-- START OF Supplied material --

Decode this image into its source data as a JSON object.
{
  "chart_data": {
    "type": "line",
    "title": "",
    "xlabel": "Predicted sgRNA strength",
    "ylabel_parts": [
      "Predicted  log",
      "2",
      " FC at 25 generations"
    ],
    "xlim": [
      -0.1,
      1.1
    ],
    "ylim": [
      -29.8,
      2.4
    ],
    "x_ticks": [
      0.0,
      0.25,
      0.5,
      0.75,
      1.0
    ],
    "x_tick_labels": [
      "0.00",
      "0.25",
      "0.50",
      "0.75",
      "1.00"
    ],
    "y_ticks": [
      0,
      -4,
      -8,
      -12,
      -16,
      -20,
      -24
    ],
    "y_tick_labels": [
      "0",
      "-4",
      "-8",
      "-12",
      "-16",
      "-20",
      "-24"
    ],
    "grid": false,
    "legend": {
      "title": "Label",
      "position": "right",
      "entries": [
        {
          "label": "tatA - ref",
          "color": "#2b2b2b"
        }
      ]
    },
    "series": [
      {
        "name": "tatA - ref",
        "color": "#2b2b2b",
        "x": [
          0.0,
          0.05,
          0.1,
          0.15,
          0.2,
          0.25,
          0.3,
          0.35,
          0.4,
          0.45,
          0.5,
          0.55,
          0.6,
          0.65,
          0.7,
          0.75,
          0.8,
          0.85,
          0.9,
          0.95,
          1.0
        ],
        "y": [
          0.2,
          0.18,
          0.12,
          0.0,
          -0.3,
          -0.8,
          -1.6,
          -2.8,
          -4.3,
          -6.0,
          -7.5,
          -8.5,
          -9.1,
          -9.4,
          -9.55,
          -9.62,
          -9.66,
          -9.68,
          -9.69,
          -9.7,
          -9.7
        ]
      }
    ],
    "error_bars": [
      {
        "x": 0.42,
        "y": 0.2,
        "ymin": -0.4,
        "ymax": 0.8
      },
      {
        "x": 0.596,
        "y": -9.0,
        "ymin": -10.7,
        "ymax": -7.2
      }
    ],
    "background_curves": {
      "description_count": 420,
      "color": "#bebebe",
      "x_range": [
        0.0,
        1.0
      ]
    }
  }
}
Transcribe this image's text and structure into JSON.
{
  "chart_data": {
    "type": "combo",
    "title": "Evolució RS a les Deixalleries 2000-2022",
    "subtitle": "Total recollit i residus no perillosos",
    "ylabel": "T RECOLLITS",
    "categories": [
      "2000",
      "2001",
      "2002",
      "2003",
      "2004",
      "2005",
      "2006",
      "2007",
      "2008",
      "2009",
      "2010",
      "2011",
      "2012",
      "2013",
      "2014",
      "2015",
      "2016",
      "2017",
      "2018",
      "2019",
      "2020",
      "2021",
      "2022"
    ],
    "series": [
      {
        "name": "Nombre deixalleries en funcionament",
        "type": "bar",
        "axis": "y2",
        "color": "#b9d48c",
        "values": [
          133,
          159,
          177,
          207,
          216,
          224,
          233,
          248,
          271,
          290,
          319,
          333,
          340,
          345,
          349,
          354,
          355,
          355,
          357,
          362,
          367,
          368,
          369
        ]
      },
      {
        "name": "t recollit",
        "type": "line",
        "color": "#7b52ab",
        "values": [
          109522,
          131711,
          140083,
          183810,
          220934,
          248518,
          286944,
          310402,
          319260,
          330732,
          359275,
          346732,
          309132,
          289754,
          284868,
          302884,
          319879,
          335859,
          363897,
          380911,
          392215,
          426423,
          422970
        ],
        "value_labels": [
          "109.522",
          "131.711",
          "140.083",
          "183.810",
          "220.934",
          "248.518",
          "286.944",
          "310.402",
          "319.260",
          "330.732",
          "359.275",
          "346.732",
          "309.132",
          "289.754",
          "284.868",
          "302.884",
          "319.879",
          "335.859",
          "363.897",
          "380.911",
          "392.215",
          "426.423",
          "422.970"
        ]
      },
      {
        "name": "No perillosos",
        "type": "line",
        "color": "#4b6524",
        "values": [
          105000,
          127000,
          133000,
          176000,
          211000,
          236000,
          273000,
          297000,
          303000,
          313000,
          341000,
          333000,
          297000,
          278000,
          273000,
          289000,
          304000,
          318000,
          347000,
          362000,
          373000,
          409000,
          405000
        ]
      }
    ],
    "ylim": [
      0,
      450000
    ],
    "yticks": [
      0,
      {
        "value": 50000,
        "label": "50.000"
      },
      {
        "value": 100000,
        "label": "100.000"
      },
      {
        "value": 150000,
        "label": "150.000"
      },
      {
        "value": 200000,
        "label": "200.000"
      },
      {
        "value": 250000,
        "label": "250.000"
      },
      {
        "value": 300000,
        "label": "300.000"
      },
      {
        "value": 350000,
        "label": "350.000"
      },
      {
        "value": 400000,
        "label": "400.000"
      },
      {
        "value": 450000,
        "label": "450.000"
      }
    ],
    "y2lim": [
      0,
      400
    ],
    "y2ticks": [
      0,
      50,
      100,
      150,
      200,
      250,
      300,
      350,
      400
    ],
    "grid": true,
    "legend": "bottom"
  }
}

-- END OF Supplied material --

Task requirements: Copy each record from above exactly, and include every line.

Output:
Decode this image into its source data as a JSON object.
{
  "chart_data": {
    "type": "line",
    "title": "",
    "xlabel": "Predicted sgRNA strength",
    "ylabel_parts": [
      "Predicted  log",
      "2",
      " FC at 25 generations"
    ],
    "xlim": [
      -0.1,
      1.1
    ],
    "ylim": [
      -29.8,
      2.4
    ],
    "x_ticks": [
      0.0,
      0.25,
      0.5,
      0.75,
      1.0
    ],
    "x_tick_labels": [
      "0.00",
      "0.25",
      "0.50",
      "0.75",
      "1.00"
    ],
    "y_ticks": [
      0,
      -4,
      -8,
      -12,
      -16,
      -20,
      -24
    ],
    "y_tick_labels": [
      "0",
      "-4",
      "-8",
      "-12",
      "-16",
      "-20",
      "-24"
    ],
    "grid": false,
    "legend": {
      "title": "Label",
      "position": "right",
      "entries": [
        {
          "label": "tatA - ref",
          "color": "#2b2b2b"
        }
      ]
    },
    "series": [
      {
        "name": "tatA - ref",
        "color": "#2b2b2b",
        "x": [
          0.0,
          0.05,
          0.1,
          0.15,
          0.2,
          0.25,
          0.3,
          0.35,
          0.4,
          0.45,
          0.5,
          0.55,
          0.6,
          0.65,
          0.7,
          0.75,
          0.8,
          0.85,
          0.9,
          0.95,
          1.0
        ],
        "y": [
          0.2,
          0.18,
          0.12,
          0.0,
          -0.3,
          -0.8,
          -1.6,
          -2.8,
          -4.3,
          -6.0,
          -7.5,
          -8.5,
          -9.1,
          -9.4,
          -9.55,
          -9.62,
          -9.66,
          -9.68,
          -9.69,
          -9.7,
          -9.7
        ]
      }
    ],
    "error_bars": [
      {
        "x": 0.42,
        "y": 0.2,
        "ymin": -0.4,
        "ymax": 0.8
      },
      {
        "x": 0.596,
        "y": -9.0,
        "ymin": -10.7,
        "ymax": -7.2
      }
    ],
    "background_curves": {
      "description_count": 420,
      "color": "#bebebe",
      "x_range": [
        0.0,
        1.0
      ]
    }
  }
}
Transcribe this image's text and structure into JSON.
{
  "chart_data": {
    "type": "combo",
    "title": "Evolució RS a les Deixalleries 2000-2022",
    "subtitle": "Total recollit i residus no perillosos",
    "ylabel": "T RECOLLITS",
    "categories": [
      "2000",
      "2001",
      "2002",
      "2003",
      "2004",
      "2005",
      "2006",
      "2007",
      "2008",
      "2009",
      "2010",
      "2011",
      "2012",
      "2013",
      "2014",
      "2015",
      "2016",
      "2017",
      "2018",
      "2019",
      "2020",
      "2021",
      "2022"
    ],
    "series": [
      {
        "name": "Nombre deixalleries en funcionament",
        "type": "bar",
        "axis": "y2",
        "color": "#b9d48c",
        "values": [
          133,
          159,
          177,
          207,
          216,
          224,
          233,
          248,
          271,
          290,
          319,
          333,
          340,
          345,
          349,
          354,
          355,
          355,
          357,
          362,
          367,
          368,
          369
        ]
      },
      {
        "name": "t recollit",
        "type": "line",
        "color": "#7b52ab",
        "values": [
          109522,
          131711,
          140083,
          183810,
          220934,
          248518,
          286944,
          310402,
          319260,
          330732,
          359275,
          346732,
          309132,
          289754,
          284868,
          302884,
          319879,
          335859,
          363897,
          380911,
          392215,
          426423,
          422970
        ],
        "value_labels": [
          "109.522",
          "131.711",
          "140.083",
          "183.810",
          "220.934",
          "248.518",
          "286.944",
          "310.402",
          "319.260",
          "330.732",
          "359.275",
          "346.732",
          "309.132",
          "289.754",
          "284.868",
          "302.884",
          "319.879",
          "335.859",
          "363.897",
          "380.911",
          "392.215",
          "426.423",
          "422.970"
        ]
      },
      {
        "name": "No perillosos",
        "type": "line",
        "color": "#4b6524",
        "values": [
          105000,
          127000,
          133000,
          176000,
          211000,
          236000,
          273000,
          297000,
          303000,
          313000,
          341000,
          333000,
          297000,
          278000,
          273000,
          289000,
          304000,
          318000,
          347000,
          362000,
          373000,
          409000,
          405000
        ]
      }
    ],
    "ylim": [
      0,
      450000
    ],
    "yticks": [
      0,
      {
        "value": 50000,
        "label": "50.000"
      },
      {
        "value": 100000,
        "label": "100.000"
      },
      {
        "value": 150000,
        "label": "150.000"
      },
      {
        "value": 200000,
        "label": "200.000"
      },
      {
        "value": 250000,
        "label": "250.000"
      },
      {
        "value": 300000,
        "label": "300.000"
      },
      {
        "value": 350000,
        "label": "350.000"
      },
      {
        "value": 400000,
        "label": "400.000"
      },
      {
        "value": 450000,
        "label": "450.000"
      }
    ],
    "y2lim": [
      0,
      400
    ],
    "y2ticks": [
      0,
      50,
      100,
      150,
      200,
      250,
      300,
      350,
      400
    ],
    "grid": true,
    "legend": "bottom"
  }
}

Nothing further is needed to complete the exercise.